ОПИСАНИЕ ЗАДАНИЯ
Перепишите слово в слово из отрывка о шестидесятниках всё, начиная с «Это вовсе не» и вплоть до «нынешний – фрагменты пазла.».

ИСХОДНЫЙ ОТРЫВОК
Следую этому стишку, как постулату – в этой книге, как в предыдущих и последующих, пропуская всех своих подопечных сквозь призму собственного восприятия. Пусть сквозь их портреты проглядывает мой автопортрет, либо – точь-в-точь, как у Мартынова – в моем автопортрете они бы узнали самих себя, а за отсутствием большинства из них на этом свете, пусть этим займется читатель.
Я бы все-таки отделял шестидесятников от шестидесятничества – снова ссылка на теорию числителя и знаменателя. Вот-вот, если кого-то из евтушенок-шестидесятников я воспринимаю на сопереживательном уровне, а иных вчуже, в чем читатель убедится, листая (а лучше бы, читая) две эти книги, то шестидесятничество как явление входит скорее в мою оценочную систему, и именно на культурно-политической шкале я его и рассматриваю, издали, а теперь еще и из безопасного далека – из-за океана. Но это даже хорошо: лицом к лицу лица не увидать и проч. Прошу прощения за банал.
Это вовсе не значит, что эти мои книги ограничены 60-ми – отнюдь! Однако кое-какие хронологические пределы автор все-таки ставит, пусть и растяжимые в зависимости от персоналий. А так как это не только аналитическая, но и вспоминательная проза, то автору естественно писать про те годы, когда он знал своих героев в личку, то есть в 60 – 70-е до своего отвала из России, хотя некоторых и после – в Москве и в Нью-Йорке: Юнну Мориц, Фазиля Искандера, а Женю Евтушенко – до сих пор. Однако именно Женя прислал мне днями длинное ночное письмо из Талсы, что в штате Оклахома, под конец которого разразился упреками то ли обидами как раз в связи с книгой, которую я сейчас складываю, как ребенок моего детства кубики, а нынешний – фрагменты пазла.

(Записи с разметкой координат)
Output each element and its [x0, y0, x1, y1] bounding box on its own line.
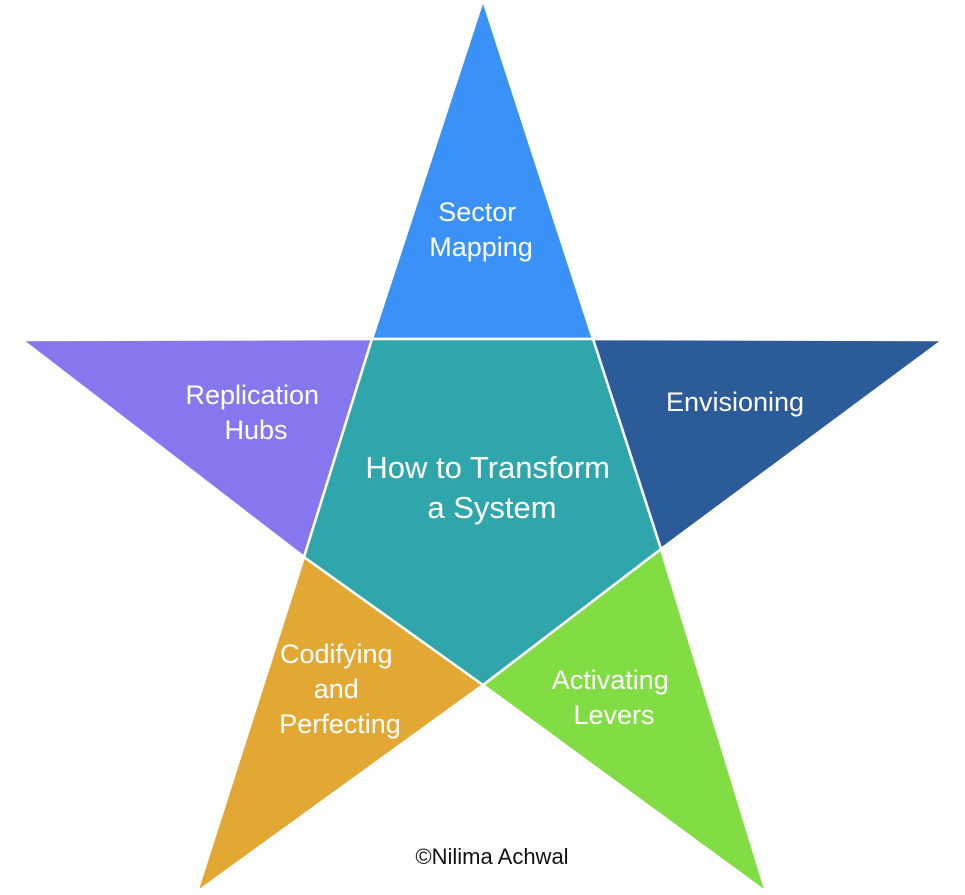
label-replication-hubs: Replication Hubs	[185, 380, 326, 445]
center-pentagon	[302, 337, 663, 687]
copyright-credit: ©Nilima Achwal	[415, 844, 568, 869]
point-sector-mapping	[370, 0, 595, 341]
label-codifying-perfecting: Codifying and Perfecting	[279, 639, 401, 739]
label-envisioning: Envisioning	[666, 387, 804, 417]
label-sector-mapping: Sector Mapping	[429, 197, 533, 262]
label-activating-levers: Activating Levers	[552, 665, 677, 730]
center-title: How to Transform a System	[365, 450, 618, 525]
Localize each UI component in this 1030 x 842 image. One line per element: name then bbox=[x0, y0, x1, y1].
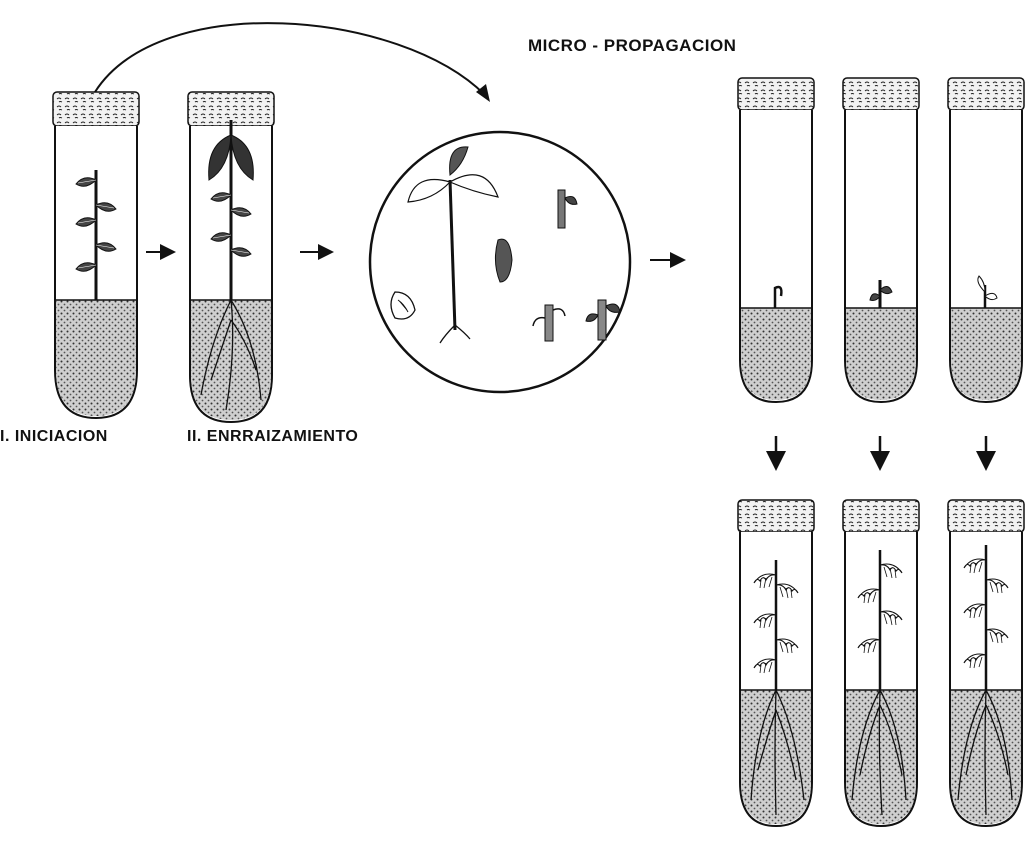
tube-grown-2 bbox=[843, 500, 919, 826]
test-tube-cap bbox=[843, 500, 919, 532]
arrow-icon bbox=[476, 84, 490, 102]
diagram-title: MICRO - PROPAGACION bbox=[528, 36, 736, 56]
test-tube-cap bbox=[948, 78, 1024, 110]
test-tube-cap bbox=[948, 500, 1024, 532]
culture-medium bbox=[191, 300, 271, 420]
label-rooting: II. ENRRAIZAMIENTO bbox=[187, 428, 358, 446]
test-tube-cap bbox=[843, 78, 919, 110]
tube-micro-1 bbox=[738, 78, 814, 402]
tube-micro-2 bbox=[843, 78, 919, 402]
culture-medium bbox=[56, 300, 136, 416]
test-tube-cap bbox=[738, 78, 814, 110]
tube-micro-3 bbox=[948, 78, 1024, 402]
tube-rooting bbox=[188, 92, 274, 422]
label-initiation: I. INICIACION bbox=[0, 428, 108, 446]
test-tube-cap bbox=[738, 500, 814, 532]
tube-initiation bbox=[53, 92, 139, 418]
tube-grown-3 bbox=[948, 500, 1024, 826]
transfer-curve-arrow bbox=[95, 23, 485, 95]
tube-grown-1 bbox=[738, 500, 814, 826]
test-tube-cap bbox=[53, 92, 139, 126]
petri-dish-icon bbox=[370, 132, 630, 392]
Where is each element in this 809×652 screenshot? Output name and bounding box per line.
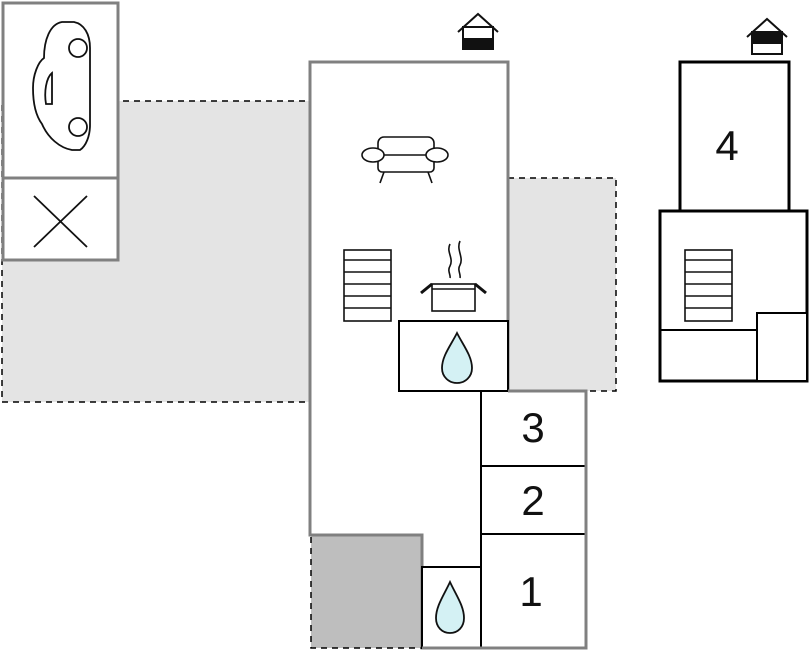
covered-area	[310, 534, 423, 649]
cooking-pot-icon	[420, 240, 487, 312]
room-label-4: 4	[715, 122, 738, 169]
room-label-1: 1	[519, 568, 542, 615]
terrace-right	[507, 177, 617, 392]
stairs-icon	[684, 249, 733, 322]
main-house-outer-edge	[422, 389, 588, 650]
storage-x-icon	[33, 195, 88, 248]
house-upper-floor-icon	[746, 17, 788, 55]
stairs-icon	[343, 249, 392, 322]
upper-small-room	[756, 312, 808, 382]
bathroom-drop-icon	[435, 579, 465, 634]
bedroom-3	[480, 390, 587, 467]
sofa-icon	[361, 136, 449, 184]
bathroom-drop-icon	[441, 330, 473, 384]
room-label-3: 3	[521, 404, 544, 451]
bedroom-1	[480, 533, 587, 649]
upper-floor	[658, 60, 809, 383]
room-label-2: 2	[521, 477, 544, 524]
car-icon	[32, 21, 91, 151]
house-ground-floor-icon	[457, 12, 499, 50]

==

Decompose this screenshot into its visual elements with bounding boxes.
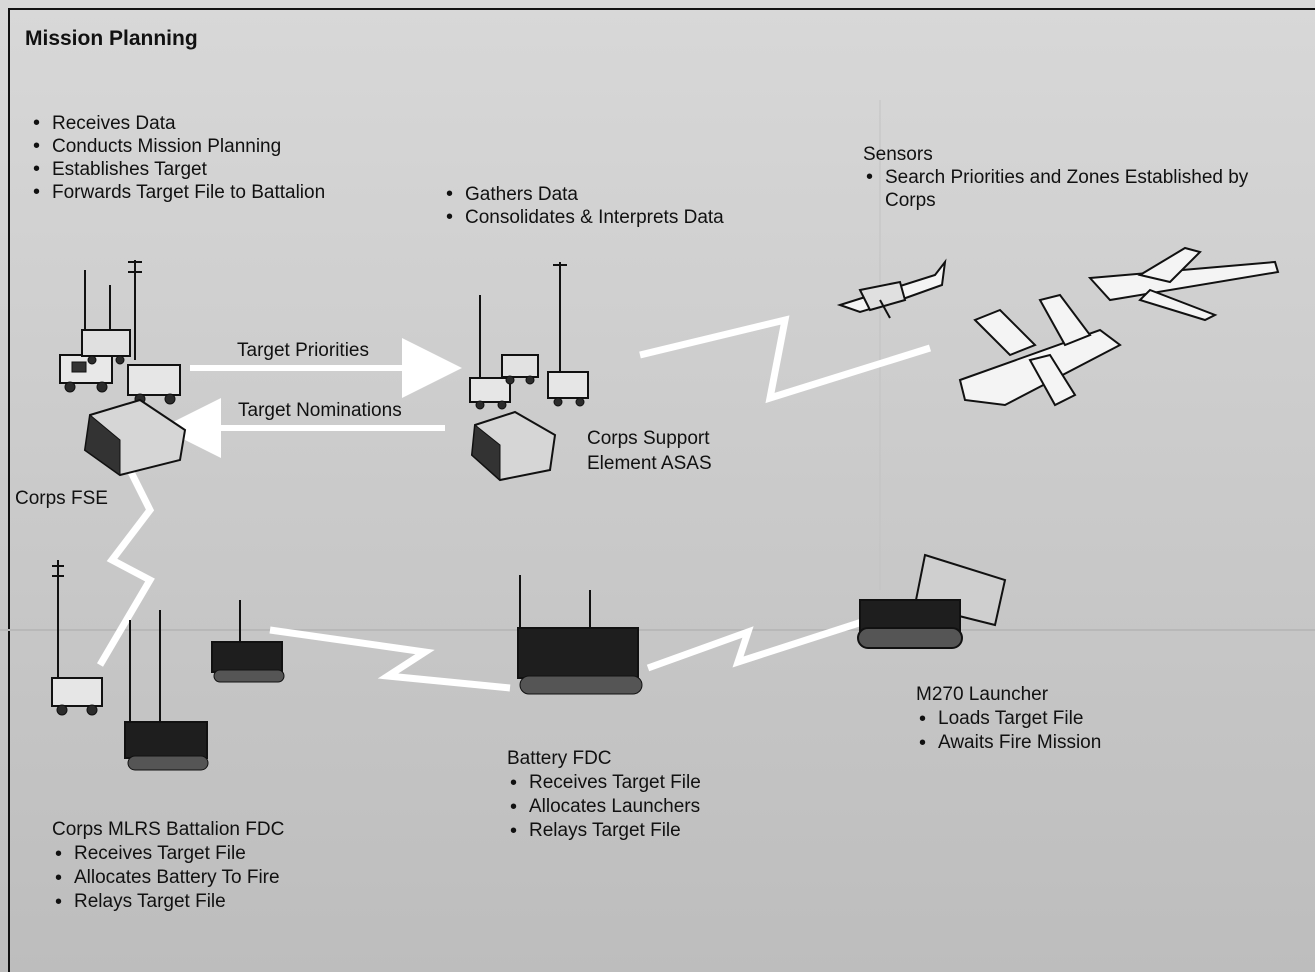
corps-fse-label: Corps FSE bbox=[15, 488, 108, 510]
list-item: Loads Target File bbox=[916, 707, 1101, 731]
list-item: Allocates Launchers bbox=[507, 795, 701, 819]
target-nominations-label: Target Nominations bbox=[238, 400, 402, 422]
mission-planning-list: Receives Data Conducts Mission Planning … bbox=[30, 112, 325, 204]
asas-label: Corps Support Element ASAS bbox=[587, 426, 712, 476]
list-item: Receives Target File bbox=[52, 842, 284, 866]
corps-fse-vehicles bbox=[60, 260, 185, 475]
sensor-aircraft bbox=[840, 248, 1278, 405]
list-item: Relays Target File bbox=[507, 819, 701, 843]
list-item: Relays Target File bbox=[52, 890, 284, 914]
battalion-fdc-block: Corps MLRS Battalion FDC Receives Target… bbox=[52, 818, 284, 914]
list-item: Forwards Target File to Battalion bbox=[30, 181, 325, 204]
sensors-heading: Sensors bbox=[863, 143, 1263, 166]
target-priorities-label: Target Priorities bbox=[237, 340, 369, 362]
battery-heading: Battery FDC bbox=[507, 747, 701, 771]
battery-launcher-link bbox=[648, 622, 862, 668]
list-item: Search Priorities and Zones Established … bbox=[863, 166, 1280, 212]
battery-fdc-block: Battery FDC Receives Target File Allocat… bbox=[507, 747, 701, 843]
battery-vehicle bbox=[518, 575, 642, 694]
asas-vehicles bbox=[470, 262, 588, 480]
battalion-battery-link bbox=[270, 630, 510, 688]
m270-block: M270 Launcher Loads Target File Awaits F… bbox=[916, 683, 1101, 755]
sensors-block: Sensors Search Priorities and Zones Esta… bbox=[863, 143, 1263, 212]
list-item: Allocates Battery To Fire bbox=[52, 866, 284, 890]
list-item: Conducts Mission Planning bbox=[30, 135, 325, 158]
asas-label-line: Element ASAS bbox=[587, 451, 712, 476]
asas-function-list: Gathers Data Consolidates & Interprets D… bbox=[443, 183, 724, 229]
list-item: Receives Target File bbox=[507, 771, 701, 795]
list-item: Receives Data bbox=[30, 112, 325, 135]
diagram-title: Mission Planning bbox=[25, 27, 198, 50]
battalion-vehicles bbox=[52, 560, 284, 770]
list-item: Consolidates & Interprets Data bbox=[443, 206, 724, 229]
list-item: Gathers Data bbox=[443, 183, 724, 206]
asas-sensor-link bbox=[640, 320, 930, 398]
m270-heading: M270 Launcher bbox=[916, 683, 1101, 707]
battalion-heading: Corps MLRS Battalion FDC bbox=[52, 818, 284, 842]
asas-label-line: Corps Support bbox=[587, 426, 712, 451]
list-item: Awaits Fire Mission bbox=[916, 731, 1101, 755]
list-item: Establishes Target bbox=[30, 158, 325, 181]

---

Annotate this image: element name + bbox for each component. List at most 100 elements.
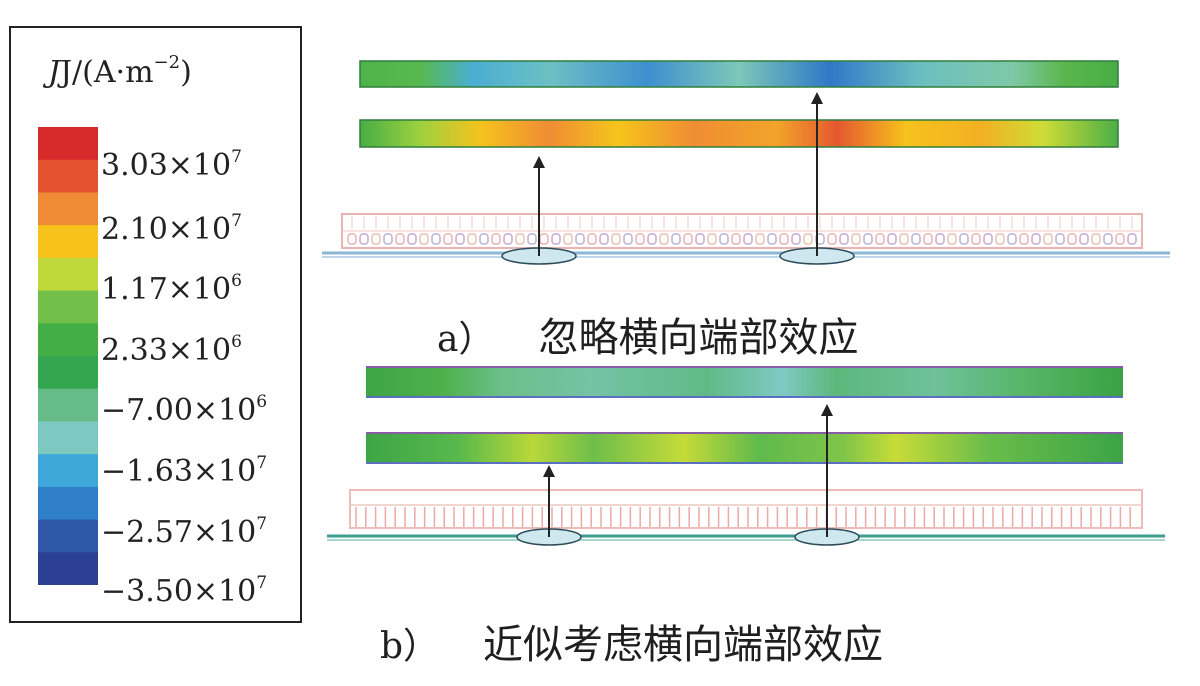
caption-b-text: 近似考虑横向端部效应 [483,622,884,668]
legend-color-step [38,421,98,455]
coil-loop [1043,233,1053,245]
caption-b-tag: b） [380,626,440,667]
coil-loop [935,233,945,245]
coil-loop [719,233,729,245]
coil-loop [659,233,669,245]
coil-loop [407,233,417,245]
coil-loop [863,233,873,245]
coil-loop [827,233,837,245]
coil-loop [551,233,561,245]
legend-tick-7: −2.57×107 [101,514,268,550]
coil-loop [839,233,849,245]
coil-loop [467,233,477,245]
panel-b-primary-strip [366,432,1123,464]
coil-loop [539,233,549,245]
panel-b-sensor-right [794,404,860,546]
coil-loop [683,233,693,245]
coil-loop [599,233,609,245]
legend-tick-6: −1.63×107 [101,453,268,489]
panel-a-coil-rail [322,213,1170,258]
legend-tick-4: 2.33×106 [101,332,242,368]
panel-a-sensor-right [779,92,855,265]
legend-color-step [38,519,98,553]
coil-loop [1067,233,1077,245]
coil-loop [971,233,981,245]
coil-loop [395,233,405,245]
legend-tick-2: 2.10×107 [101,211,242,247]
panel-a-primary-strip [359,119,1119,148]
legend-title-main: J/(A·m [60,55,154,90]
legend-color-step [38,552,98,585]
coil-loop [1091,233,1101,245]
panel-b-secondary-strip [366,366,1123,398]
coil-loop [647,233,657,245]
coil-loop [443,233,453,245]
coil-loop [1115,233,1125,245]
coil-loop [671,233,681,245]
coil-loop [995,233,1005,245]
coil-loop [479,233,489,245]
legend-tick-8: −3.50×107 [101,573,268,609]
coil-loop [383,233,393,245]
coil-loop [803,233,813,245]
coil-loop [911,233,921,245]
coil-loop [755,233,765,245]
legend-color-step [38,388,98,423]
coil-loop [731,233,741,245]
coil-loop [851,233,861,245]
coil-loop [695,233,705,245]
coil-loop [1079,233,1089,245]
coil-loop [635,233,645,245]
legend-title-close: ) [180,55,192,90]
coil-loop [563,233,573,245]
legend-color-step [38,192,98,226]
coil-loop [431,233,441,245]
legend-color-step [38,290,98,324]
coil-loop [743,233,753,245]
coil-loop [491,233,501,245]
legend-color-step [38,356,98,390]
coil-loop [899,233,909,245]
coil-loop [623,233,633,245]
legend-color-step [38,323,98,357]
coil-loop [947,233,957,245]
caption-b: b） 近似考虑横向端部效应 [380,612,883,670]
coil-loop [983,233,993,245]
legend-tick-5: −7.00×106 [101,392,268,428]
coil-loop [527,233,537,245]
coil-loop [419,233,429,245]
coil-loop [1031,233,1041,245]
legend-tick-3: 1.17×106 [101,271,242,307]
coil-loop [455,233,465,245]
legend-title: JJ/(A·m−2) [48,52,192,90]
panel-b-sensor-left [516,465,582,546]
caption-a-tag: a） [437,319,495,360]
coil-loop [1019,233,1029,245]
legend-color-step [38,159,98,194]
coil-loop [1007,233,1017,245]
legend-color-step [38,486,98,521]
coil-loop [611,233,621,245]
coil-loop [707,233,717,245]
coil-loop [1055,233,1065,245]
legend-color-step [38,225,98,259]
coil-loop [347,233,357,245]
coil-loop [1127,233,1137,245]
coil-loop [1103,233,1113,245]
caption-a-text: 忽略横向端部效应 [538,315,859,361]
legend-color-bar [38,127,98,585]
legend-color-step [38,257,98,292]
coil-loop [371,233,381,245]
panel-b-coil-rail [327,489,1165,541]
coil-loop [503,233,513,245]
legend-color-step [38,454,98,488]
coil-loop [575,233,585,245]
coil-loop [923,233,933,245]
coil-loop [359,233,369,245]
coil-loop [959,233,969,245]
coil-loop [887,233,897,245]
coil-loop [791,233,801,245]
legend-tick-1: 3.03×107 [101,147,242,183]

ОЖИДАЕМЫЙ ОТВЕТ
Это вовсе не значит, что эти мои книги ограничены 60-ми – отнюдь! Однако кое-какие хронологические пределы автор все-таки ставит, пусть и растяжимые в зависимости от персоналий. А так как это не только аналитическая, но и вспоминательная проза, то автору естественно писать про те годы, когда он знал своих героев в личку, то есть в 60 – 70-е до своего отвала из России, хотя некоторых и после – в Москве и в Нью-Йорке: Юнну Мориц, Фазиля Искандера, а Женю Евтушенко – до сих пор. Однако именно Женя прислал мне днями длинное ночное письмо из Талсы, что в штате Оклахома, под конец которого разразился упреками то ли обидами как раз в связи с книгой, которую я сейчас складываю, как ребенок моего детства кубики, а нынешний – фрагменты пазла.